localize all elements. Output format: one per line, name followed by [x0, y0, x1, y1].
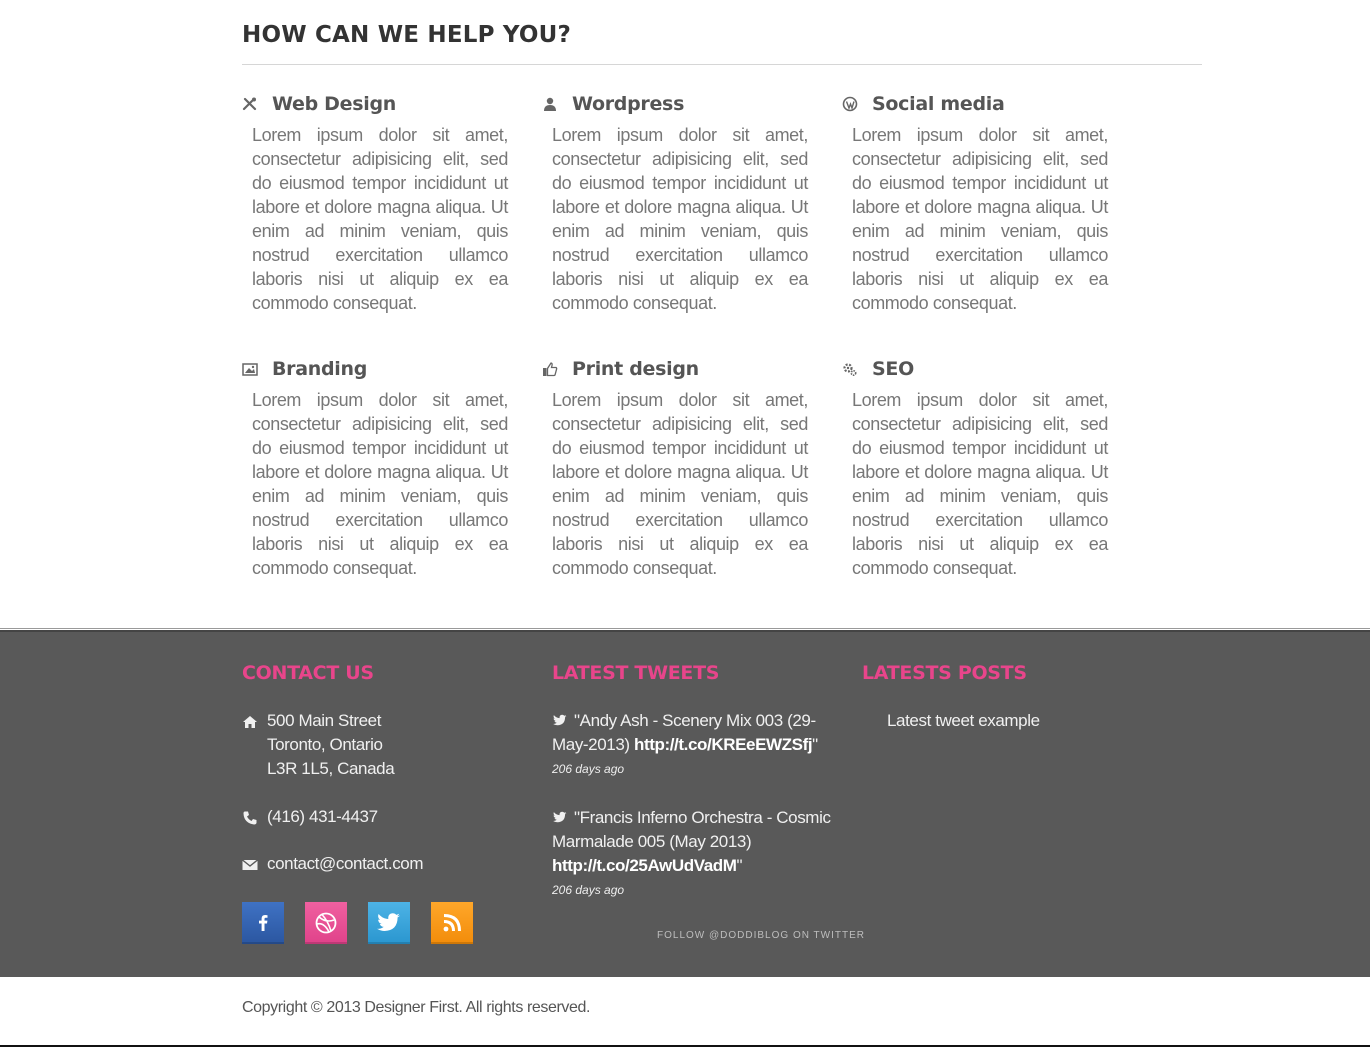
tweet-time: 206 days ago	[552, 883, 625, 897]
tools-icon	[242, 96, 258, 112]
twitter-bird-icon	[552, 811, 567, 823]
thumbs-up-icon	[542, 361, 558, 377]
posts-heading: LATESTS POSTS	[862, 662, 1027, 684]
contact-phone: (416) 431-4437	[242, 805, 378, 829]
service-title: Wordpress	[572, 93, 685, 115]
dribbble-icon	[315, 912, 337, 934]
service-title: Print design	[572, 358, 699, 380]
service-social-media: Social media Lorem ipsum dolor sit amet,…	[842, 91, 1110, 315]
dribbble-button[interactable]	[305, 902, 347, 944]
user-icon	[542, 96, 558, 112]
social-links	[242, 902, 473, 944]
twitter-icon	[377, 913, 400, 931]
section-title: HOW CAN WE HELP YOU?	[242, 22, 572, 48]
service-description: Lorem ipsum dolor sit amet, consectetur …	[552, 390, 808, 578]
service-description: Lorem ipsum dolor sit amet, consectetur …	[252, 390, 508, 578]
address-line: 500 Main Street	[267, 711, 382, 730]
tweet-suffix: "	[736, 856, 743, 875]
envelope-icon	[242, 856, 258, 872]
phone-number[interactable]: (416) 431-4437	[267, 805, 378, 829]
twitter-button[interactable]	[368, 902, 410, 944]
rss-button[interactable]	[431, 902, 473, 944]
email-link[interactable]: contact@contact.com	[267, 852, 424, 876]
tweet-link[interactable]: http://t.co/KREeEWZSfj	[634, 735, 813, 754]
contact-email: contact@contact.com	[242, 852, 424, 876]
service-branding: Branding Lorem ipsum dolor sit amet, con…	[242, 356, 510, 580]
service-title: Branding	[272, 358, 368, 380]
cogs-icon	[842, 361, 858, 377]
tweet-item: "Andy Ash - Scenery Mix 003 (29-May-2013…	[552, 709, 847, 777]
wordpress-icon	[842, 96, 858, 112]
follow-twitter-link[interactable]: FOLLOW @DODDIBLOG ON TWITTER	[657, 930, 865, 941]
address-line: Toronto, Ontario	[267, 735, 383, 754]
facebook-button[interactable]	[242, 902, 284, 944]
tweet-time: 206 days ago	[552, 762, 625, 776]
contact-address: 500 Main Street Toronto, Ontario L3R 1L5…	[242, 709, 395, 781]
phone-icon	[242, 809, 258, 825]
service-seo: SEO Lorem ipsum dolor sit amet, consecte…	[842, 356, 1110, 580]
tweet-item: "Francis Inferno Orchestra - Cosmic Marm…	[552, 806, 847, 898]
twitter-bird-icon	[552, 714, 567, 726]
title-divider	[242, 64, 1202, 65]
tweet-text: "Francis Inferno Orchestra - Cosmic Marm…	[552, 808, 831, 851]
service-description: Lorem ipsum dolor sit amet, consectetur …	[252, 125, 508, 313]
service-web-design: Web Design Lorem ipsum dolor sit amet, c…	[242, 91, 510, 315]
service-description: Lorem ipsum dolor sit amet, consectetur …	[552, 125, 808, 313]
tweet-suffix: "	[812, 735, 818, 754]
service-title: Web Design	[272, 93, 396, 115]
service-wordpress: Wordpress Lorem ipsum dolor sit amet, co…	[542, 91, 810, 315]
service-title: Social media	[872, 93, 1005, 115]
facebook-icon	[259, 915, 268, 931]
rss-icon	[443, 914, 461, 932]
service-title: SEO	[872, 358, 914, 380]
service-description: Lorem ipsum dolor sit amet, consectetur …	[852, 390, 1108, 578]
picture-icon	[242, 361, 258, 377]
contact-heading: CONTACT US	[242, 662, 374, 684]
footer: CONTACT US 500 Main Street Toronto, Onta…	[0, 628, 1370, 977]
tweet-link[interactable]: http://t.co/25AwUdVadM	[552, 856, 737, 875]
service-description: Lorem ipsum dolor sit amet, consectetur …	[852, 125, 1108, 313]
address-line: L3R 1L5, Canada	[267, 759, 395, 778]
copyright-text: Copyright © 2013 Designer First. All rig…	[242, 999, 591, 1016]
tweets-heading: LATEST TWEETS	[552, 662, 720, 684]
service-print-design: Print design Lorem ipsum dolor sit amet,…	[542, 356, 810, 580]
post-link[interactable]: Latest tweet example	[887, 709, 1040, 733]
home-icon	[242, 713, 258, 729]
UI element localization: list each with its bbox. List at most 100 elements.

## Task objective
Rewrite every line of the material above with "service-description" replaced by "service-text" and all other text unchanged. Omit the pictures from your answer.

## Written response
localize all elements. Output format: one per line, name followed by [x0, y0, x1, y1].
tweet-time: 206 days ago	[552, 883, 625, 897]
tools-icon	[242, 96, 258, 112]
twitter-bird-icon	[552, 811, 567, 823]
thumbs-up-icon	[542, 361, 558, 377]
posts-heading: LATESTS POSTS	[862, 662, 1027, 684]
contact-phone: (416) 431-4437	[242, 805, 378, 829]
service-title: Wordpress	[572, 93, 685, 115]
dribbble-icon	[315, 912, 337, 934]
service-title: Print design	[572, 358, 699, 380]
service-social-media: Social media Lorem ipsum dolor sit amet,…	[842, 91, 1110, 315]
dribbble-button[interactable]	[305, 902, 347, 944]
user-icon	[542, 96, 558, 112]
social-links	[242, 902, 473, 944]
twitter-icon	[377, 913, 400, 931]
section-title: HOW CAN WE HELP YOU?	[242, 22, 572, 48]
service-text: Lorem ipsum dolor sit amet, consectetur …	[552, 390, 808, 578]
service-text: Lorem ipsum dolor sit amet, consectetur …	[252, 390, 508, 578]
address-line: 500 Main Street	[267, 711, 382, 730]
tweet-suffix: "	[736, 856, 743, 875]
envelope-icon	[242, 856, 258, 872]
phone-number[interactable]: (416) 431-4437	[267, 805, 378, 829]
twitter-button[interactable]	[368, 902, 410, 944]
rss-button[interactable]	[431, 902, 473, 944]
email-link[interactable]: contact@contact.com	[267, 852, 424, 876]
tweet-link[interactable]: http://t.co/KREeEWZSfj	[634, 735, 813, 754]
contact-email: contact@contact.com	[242, 852, 424, 876]
service-branding: Branding Lorem ipsum dolor sit amet, con…	[242, 356, 510, 580]
service-title: Branding	[272, 358, 368, 380]
cogs-icon	[842, 361, 858, 377]
tweet-item: "Andy Ash - Scenery Mix 003 (29-May-2013…	[552, 709, 847, 777]
wordpress-icon	[842, 96, 858, 112]
follow-twitter-link[interactable]: FOLLOW @DODDIBLOG ON TWITTER	[657, 930, 865, 941]
address-line: Toronto, Ontario	[267, 735, 383, 754]
facebook-button[interactable]	[242, 902, 284, 944]
tweet-time: 206 days ago	[552, 762, 625, 776]
contact-address: 500 Main Street Toronto, Ontario L3R 1L5…	[242, 709, 395, 781]
phone-icon	[242, 809, 258, 825]
service-seo: SEO Lorem ipsum dolor sit amet, consecte…	[842, 356, 1110, 580]
tweet-item: "Francis Inferno Orchestra - Cosmic Marm…	[552, 806, 847, 898]
twitter-bird-icon	[552, 714, 567, 726]
title-divider	[242, 64, 1202, 65]
tweet-text: "Francis Inferno Orchestra - Cosmic Marm…	[552, 808, 831, 851]
service-text: Lorem ipsum dolor sit amet, consectetur …	[252, 125, 508, 313]
service-web-design: Web Design Lorem ipsum dolor sit amet, c…	[242, 91, 510, 315]
service-text: Lorem ipsum dolor sit amet, consectetur …	[552, 125, 808, 313]
tweet-suffix: "	[812, 735, 818, 754]
service-title: Web Design	[272, 93, 396, 115]
service-wordpress: Wordpress Lorem ipsum dolor sit amet, co…	[542, 91, 810, 315]
service-title: Social media	[872, 93, 1005, 115]
facebook-icon	[259, 915, 268, 931]
rss-icon	[443, 914, 461, 932]
service-title: SEO	[872, 358, 914, 380]
service-text: Lorem ipsum dolor sit amet, consectetur …	[852, 390, 1108, 578]
picture-icon	[242, 361, 258, 377]
contact-heading: CONTACT US	[242, 662, 374, 684]
footer: CONTACT US 500 Main Street Toronto, Onta…	[0, 628, 1370, 977]
tweet-link[interactable]: http://t.co/25AwUdVadM	[552, 856, 737, 875]
service-text: Lorem ipsum dolor sit amet, consectetur …	[852, 125, 1108, 313]
address-line: L3R 1L5, Canada	[267, 759, 395, 778]
copyright-text: Copyright © 2013 Designer First. All rig…	[242, 999, 591, 1016]
tweets-heading: LATEST TWEETS	[552, 662, 720, 684]
service-print-design: Print design Lorem ipsum dolor sit amet,…	[542, 356, 810, 580]
post-link[interactable]: Latest tweet example	[887, 709, 1040, 733]
home-icon	[242, 713, 258, 729]
UI element localization: list each with its bbox. List at most 100 elements.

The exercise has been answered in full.